■ PROMPT
Copy out every line in which the string "бытовых" occurs.

──────

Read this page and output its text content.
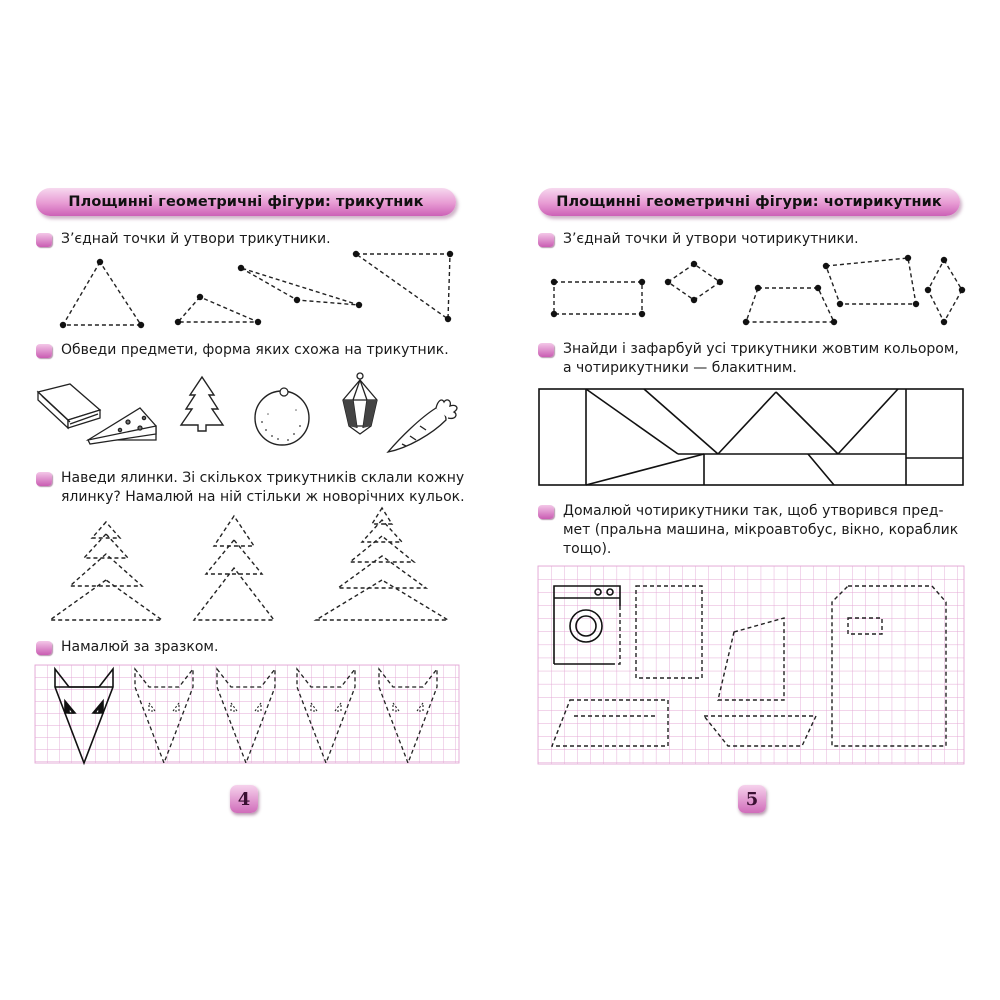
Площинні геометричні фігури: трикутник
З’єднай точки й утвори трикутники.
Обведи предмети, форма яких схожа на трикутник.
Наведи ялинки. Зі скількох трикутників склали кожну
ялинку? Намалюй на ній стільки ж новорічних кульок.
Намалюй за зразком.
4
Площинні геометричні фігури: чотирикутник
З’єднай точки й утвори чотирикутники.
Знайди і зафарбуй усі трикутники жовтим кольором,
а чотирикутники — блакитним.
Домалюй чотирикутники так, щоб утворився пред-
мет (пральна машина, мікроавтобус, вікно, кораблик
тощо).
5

──────

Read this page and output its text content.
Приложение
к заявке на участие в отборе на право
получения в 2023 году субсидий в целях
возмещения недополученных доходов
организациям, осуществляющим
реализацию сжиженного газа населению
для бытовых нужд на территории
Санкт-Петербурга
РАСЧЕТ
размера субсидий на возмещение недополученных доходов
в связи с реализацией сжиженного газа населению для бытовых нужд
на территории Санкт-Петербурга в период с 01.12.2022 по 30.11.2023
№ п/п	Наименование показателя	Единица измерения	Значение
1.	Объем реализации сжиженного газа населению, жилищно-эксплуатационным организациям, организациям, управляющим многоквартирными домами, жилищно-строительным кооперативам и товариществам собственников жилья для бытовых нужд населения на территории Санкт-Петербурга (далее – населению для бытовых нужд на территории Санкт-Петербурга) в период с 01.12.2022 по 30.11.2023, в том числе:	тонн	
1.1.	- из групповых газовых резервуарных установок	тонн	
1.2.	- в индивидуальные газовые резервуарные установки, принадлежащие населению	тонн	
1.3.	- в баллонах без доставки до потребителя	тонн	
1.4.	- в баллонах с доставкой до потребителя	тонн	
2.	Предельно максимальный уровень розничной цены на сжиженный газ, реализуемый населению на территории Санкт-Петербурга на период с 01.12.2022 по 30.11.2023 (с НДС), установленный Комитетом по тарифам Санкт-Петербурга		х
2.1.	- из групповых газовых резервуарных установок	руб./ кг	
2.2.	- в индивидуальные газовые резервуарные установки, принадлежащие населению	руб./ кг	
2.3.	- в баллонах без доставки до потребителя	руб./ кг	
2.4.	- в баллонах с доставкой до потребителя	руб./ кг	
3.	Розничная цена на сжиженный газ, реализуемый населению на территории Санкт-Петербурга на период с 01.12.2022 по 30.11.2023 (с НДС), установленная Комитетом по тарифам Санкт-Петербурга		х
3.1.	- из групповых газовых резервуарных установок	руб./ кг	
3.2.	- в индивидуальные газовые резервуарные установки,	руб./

──────

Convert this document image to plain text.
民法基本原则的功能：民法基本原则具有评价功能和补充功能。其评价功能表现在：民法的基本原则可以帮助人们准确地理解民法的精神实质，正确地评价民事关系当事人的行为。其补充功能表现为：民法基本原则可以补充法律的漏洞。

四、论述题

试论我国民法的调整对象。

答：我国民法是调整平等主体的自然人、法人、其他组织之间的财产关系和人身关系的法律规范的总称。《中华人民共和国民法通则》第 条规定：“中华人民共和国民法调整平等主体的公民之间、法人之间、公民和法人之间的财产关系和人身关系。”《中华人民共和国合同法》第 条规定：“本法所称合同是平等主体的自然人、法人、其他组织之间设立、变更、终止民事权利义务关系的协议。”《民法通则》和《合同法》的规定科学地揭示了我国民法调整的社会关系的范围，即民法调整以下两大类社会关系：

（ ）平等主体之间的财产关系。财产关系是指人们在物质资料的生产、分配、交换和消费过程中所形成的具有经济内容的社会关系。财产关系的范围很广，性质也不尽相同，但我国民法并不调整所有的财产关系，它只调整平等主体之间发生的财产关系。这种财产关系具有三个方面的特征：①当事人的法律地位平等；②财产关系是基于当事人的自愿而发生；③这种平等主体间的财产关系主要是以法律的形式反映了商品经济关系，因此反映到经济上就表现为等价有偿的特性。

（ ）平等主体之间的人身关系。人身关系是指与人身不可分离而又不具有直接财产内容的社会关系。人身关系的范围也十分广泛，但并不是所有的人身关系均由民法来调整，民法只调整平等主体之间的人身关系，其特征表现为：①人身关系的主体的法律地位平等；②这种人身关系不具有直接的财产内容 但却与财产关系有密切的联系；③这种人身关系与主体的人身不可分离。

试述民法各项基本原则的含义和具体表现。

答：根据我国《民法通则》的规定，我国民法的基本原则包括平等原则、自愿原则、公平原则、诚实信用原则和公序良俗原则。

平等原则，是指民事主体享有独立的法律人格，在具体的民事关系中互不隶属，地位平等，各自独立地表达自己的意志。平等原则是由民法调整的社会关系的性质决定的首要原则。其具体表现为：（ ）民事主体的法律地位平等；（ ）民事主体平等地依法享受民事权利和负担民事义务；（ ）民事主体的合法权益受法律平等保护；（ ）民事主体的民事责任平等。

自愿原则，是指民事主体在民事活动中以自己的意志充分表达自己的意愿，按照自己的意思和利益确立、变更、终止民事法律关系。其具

──────

■ FINAL RESULT
для бытовых нужд на территории
в связи с реализацией сжиженного газа населению для бытовых нужд
1.	Объем реализации сжиженного газа населению, жилищно-эксплуатационным организациям, организациям, управляющим многоквартирными домами, жилищно-строительным кооперативам и товариществам собственников жилья для бытовых нужд населения на территории Санкт-Петербурга (далее – населению для бытовых нужд на территории Санкт-Петербурга) в период с 01.12.2022 по 30.11.2023, в том числе:	тонн	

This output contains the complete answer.